◆ Set task: Work out the number of lines in the records that include the word "Lortur"; reply with that number alone.

Saved entries:
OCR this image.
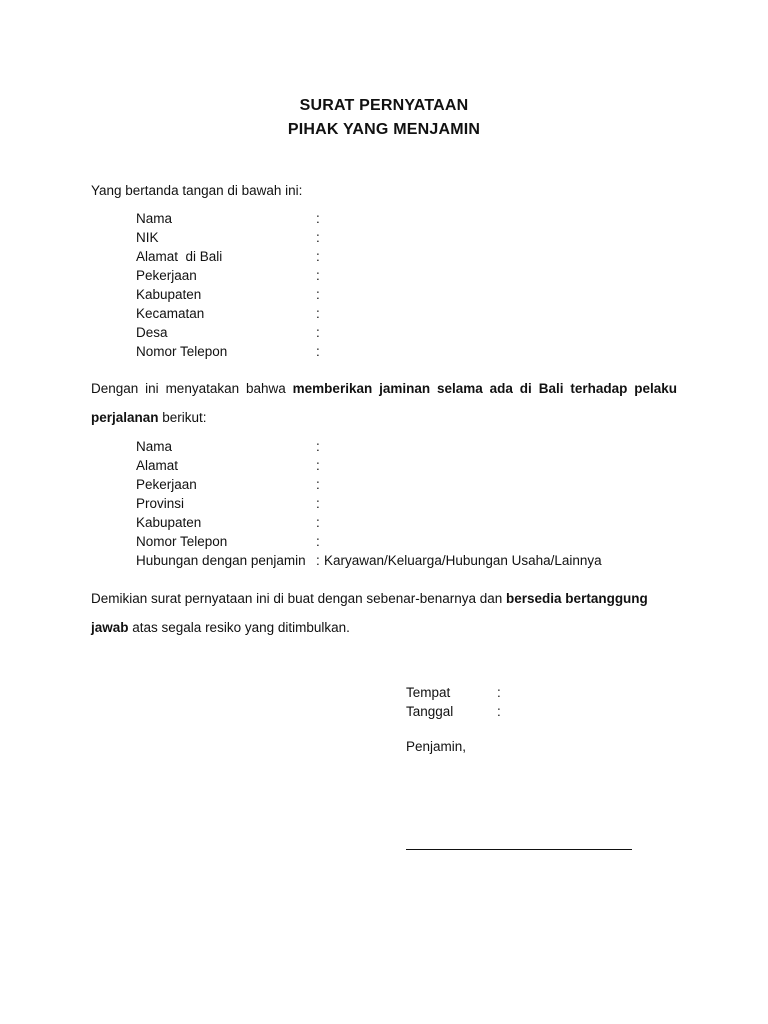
SURAT PERNYATAAN
PIHAK YANG MENJAMIN
Yang bertanda tangan di bawah ini:
Nama	:
NIK	:
Alamat  di Bali	:
Pekerjaan	:
Kabupaten	:
Kecamatan	:
Desa	:
Nomor Telepon	:
Dengan ini menyatakan bahwa memberikan jaminan selama ada di Bali terhadap pelaku
perjalanan berikut:
Nama	:
Alamat	:
Pekerjaan	:
Provinsi	:
Kabupaten	:
Nomor Telepon	:
Hubungan dengan penjamin : Karyawan/Keluarga/Hubungan Usaha/Lainnya
Demikian surat pernyataan ini di buat dengan sebenar-benarnya dan bersedia bertanggung
jawab atas segala resiko yang ditimbulkan.
Tempat	:
Tanggal	:
Penjamin,
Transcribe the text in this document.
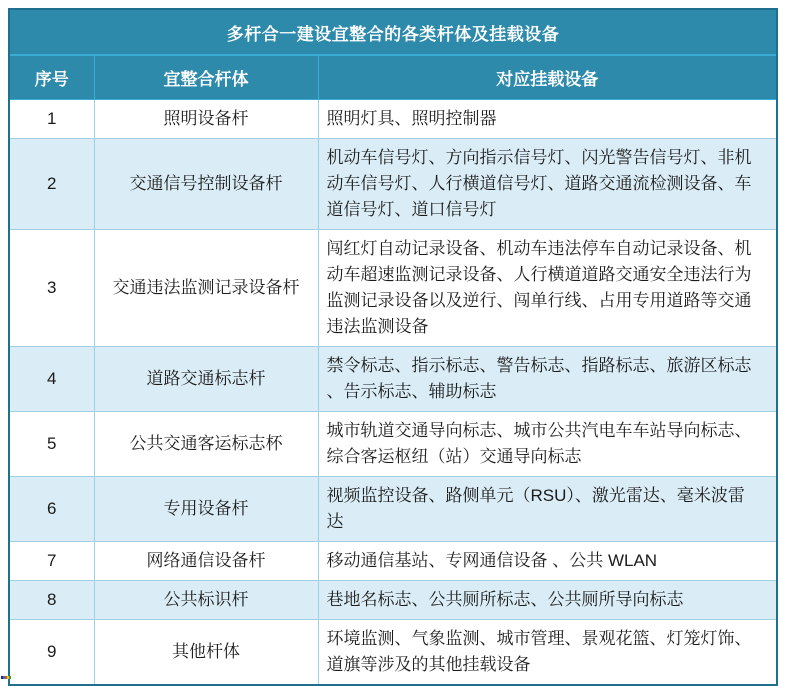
多杆合一建设宜整合的各类杆体及挂载设备
序号	宜整合杆体	对应挂载设备
1	照明设备杆	照明灯具、照明控制器
2	交通信号控制设备杆	机动车信号灯、方向指示信号灯、闪光警告信号灯、非机动车信号灯、人行横道信号灯、道路交通流检测设备、车道信号灯、道口信号灯
3	交通违法监测记录设备杆	闯红灯自动记录设备、机动车违法停车自动记录设备、机动车超速监测记录设备、人行横道道路交通安全违法行为监测记录设备以及逆行、闯单行线、占用专用道路等交通违法监测设备
4	道路交通标志杆	禁令标志、指示标志、警告标志、指路标志、旅游区标志、告示标志、辅助标志
5	公共交通客运标志杯	城市轨道交通导向标志、城市公共汽电车车站导向标志、综合客运枢纽（站）交通导向标志
6	专用设备杆	视频监控设备、路侧单元（RSU）、激光雷达、毫米波雷达
7	网络通信设备杆	移动通信基站、专网通信设备 、公共 WLAN
8	公共标识杆	巷地名标志、公共厕所标志、公共厕所导向标志
9	其他杆体	环境监测、气象监测、城市管理、景观花篮、灯笼灯饰、道旗等涉及的其他挂载设备
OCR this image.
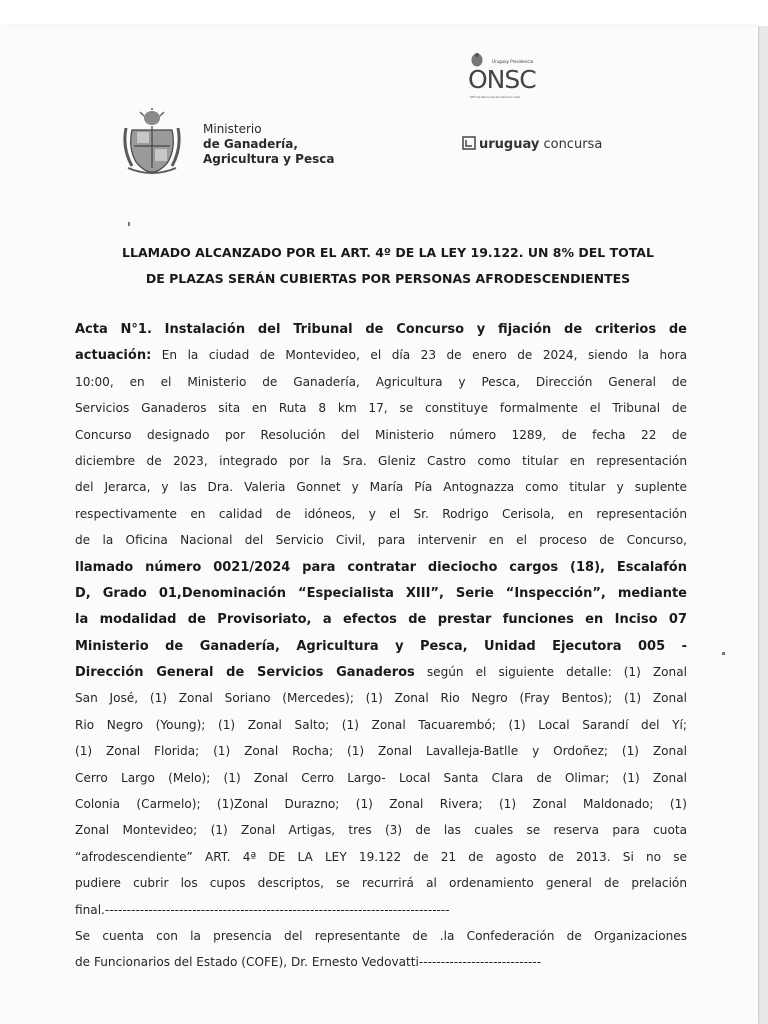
Ministerio
de Ganadería,
Agricultura y Pesca
Uruguay Presidencia
ONSC
Oficina Nacional del Servicio Civil
uruguay concursa
LLAMADO ALCANZADO POR EL ART. 4º DE LA LEY 19.122. UN 8% DEL TOTAL
DE PLAZAS SERÁN CUBIERTAS POR PERSONAS AFRODESCENDIENTES
Acta N°1. Instalación del Tribunal de Concurso y fijación de criterios de
actuación: En la ciudad de Montevideo, el día 23 de enero de 2024, siendo la hora
10:00, en el Ministerio de Ganadería, Agricultura y Pesca, Dirección General de
Servicios Ganaderos sita en Ruta 8 km 17, se constituye formalmente el Tribunal de
Concurso designado por Resolución del Ministerio número 1289, de fecha 22 de
diciembre de 2023, integrado por la Sra. Gleniz Castro como titular en representación
del Jerarca, y las Dra. Valeria Gonnet y María Pía Antognazza como titular y suplente
respectivamente en calidad de idóneos, y el Sr. Rodrigo Cerisola, en representación
de la Oficina Nacional del Servicio Civil, para intervenir en el proceso de Concurso,
llamado número 0021/2024 para contratar dieciocho cargos (18), Escalafón
D, Grado 01,Denominación “Especialista XIII”, Serie “Inspección”, mediante
la modalidad de Provisoriato, a efectos de prestar funciones en Inciso 07
Ministerio de Ganadería, Agricultura y Pesca, Unidad Ejecutora 005 -
Dirección General de Servicios Ganaderos según el siguiente detalle: (1) Zonal
San José, (1) Zonal Soriano (Mercedes); (1) Zonal Rio Negro (Fray Bentos); (1) Zonal
Rio Negro (Young); (1) Zonal Salto; (1) Zonal Tacuarembó; (1) Local Sarandí del Yí;
(1) Zonal Florida; (1) Zonal Rocha; (1) Zonal Lavalleja-Batlle y Ordoñez; (1) Zonal
Cerro Largo (Melo); (1) Zonal Cerro Largo- Local Santa Clara de Olimar; (1) Zonal
Colonia (Carmelo); (1)Zonal Durazno; (1) Zonal Rivera; (1) Zonal Maldonado; (1)
Zonal Montevideo; (1) Zonal Artigas, tres (3) de las cuales se reserva para cuota
“afrodescendiente” ART. 4ª DE LA LEY 19.122 de 21 de agosto de 2013. Si no se
pudiere cubrir los cupos descriptos, se recurrirá al ordenamiento general de prelación
final.-------------------------------------------------------------------------------
Se cuenta con la presencia del representante de .la Confederación de Organizaciones
de Funcionarios del Estado (COFE), Dr. Ernesto Vedovatti----------------------------
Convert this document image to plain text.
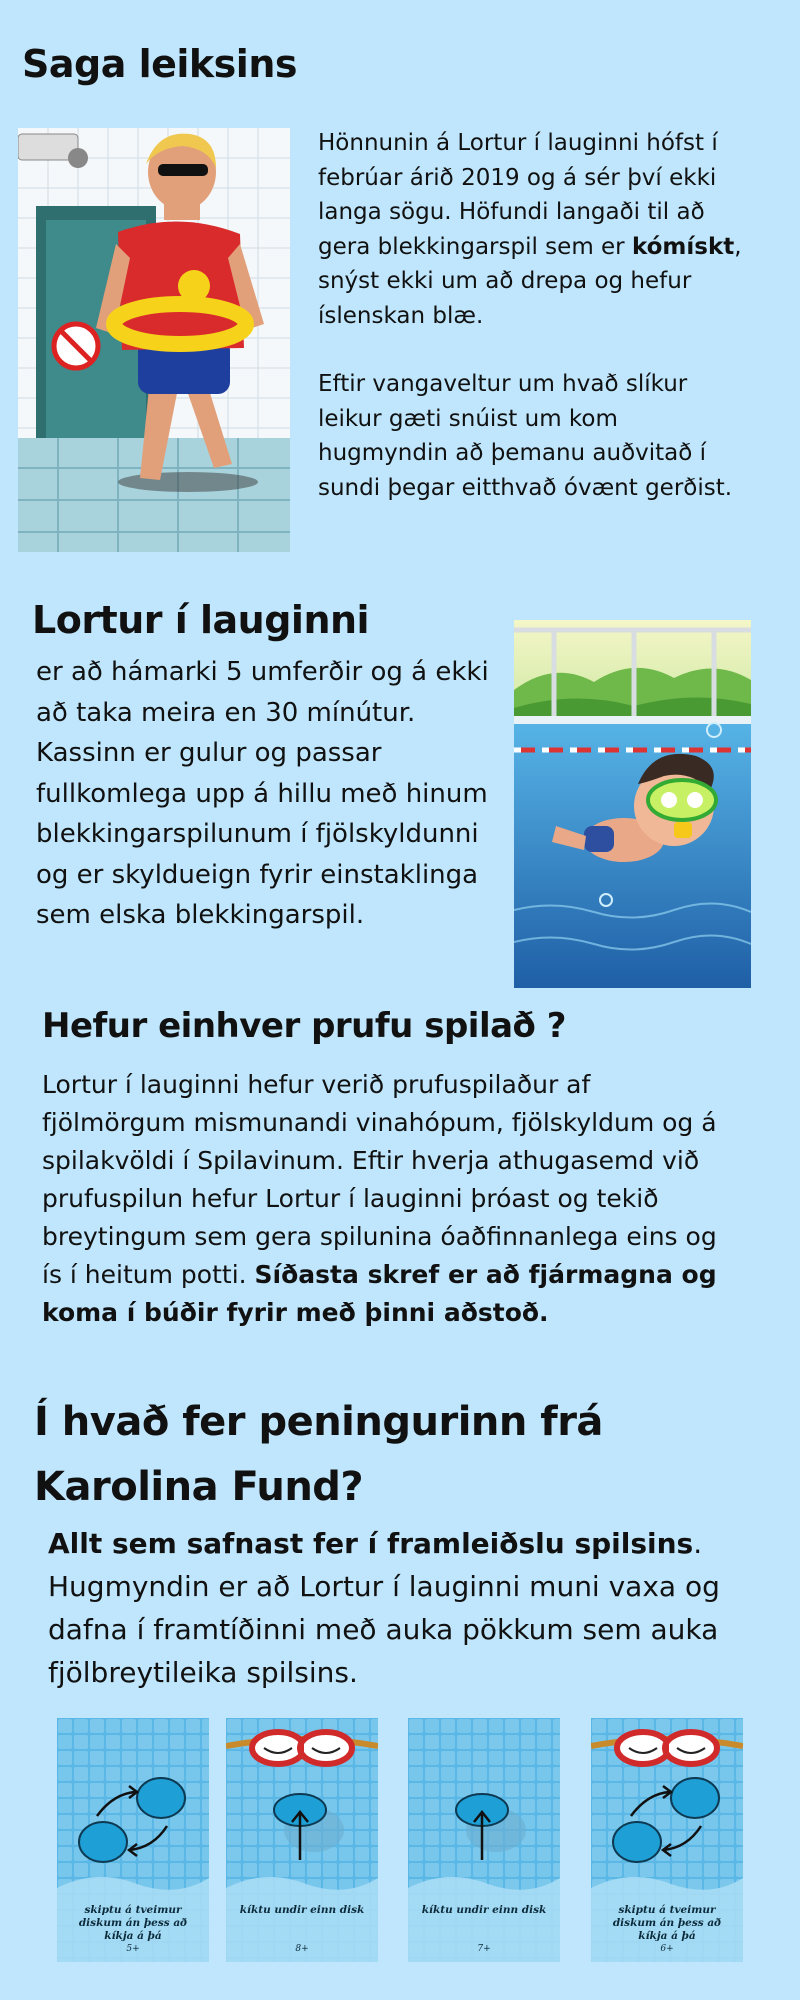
Saga leiksins

Hönnunin á Lortur í lauginni hófst í febrúar árið 2019 og á sér því ekki langa sögu. Höfundi langaði til að gera blekkingarspil sem er kómískt, snýst ekki um að drepa og hefur íslenskan blæ.

Eftir vangaveltur um hvað slíkur leikur gæti snúist um kom hugmyndin að þemanu auðvitað í sundi þegar eitthvað óvænt gerðist.

Lortur í lauginni

er að hámarki 5 umferðir og á ekki að taka meira en 30 mínútur. Kassinn er gulur og passar fullkomlega upp á hillu með hinum blekkingarspilunum í fjölskyldunni og er skyldueign fyrir einstaklinga sem elska blekkingarspil.

Hefur einhver prufu spilað ?

Lortur í lauginni hefur verið prufuspilaður af fjölmörgum mismunandi vinahópum, fjölskyldum og á spilakvöldi í Spilavinum. Eftir hverja athugasemd við prufuspilun hefur Lortur í lauginni þróast og tekið breytingum sem gera spilunina óaðfinnanlega eins og ís í heitum potti. Síðasta skref er að fjármagna og koma í búðir fyrir með þinni aðstoð.

Í hvað fer peningurinn frá Karolina Fund?

Allt sem safnast fer í framleiðslu spilsins. Hugmyndin er að Lortur í lauginni muni vaxa og dafna í framtíðinni með auka pökkum sem auka fjölbreytileika spilsins.

skiptu á tveimur diskum án þess að kíkja á þá
5+
kíktu undir einn disk
8+
kíktu undir einn disk
7+
skiptu á tveimur diskum án þess að kíkja á þá
6+
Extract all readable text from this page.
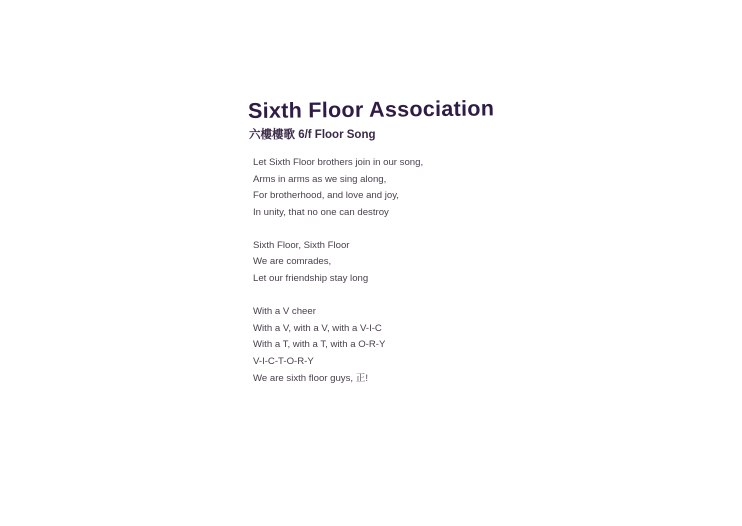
Sixth Floor Association
六樓樓歌 6/f Floor Song
Let Sixth Floor brothers join in our song,
Arms in arms as we sing along,
For brotherhood, and love and joy,
In unity, that no one can destroy
Sixth Floor, Sixth Floor
We are comrades,
Let our friendship stay long
With a V cheer
With a V, with a V, with a V-I-C
With a T, with a T, with a O-R-Y
V-I-C-T-O-R-Y
We are sixth floor guys, 正!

◆ Solution to the problem: 4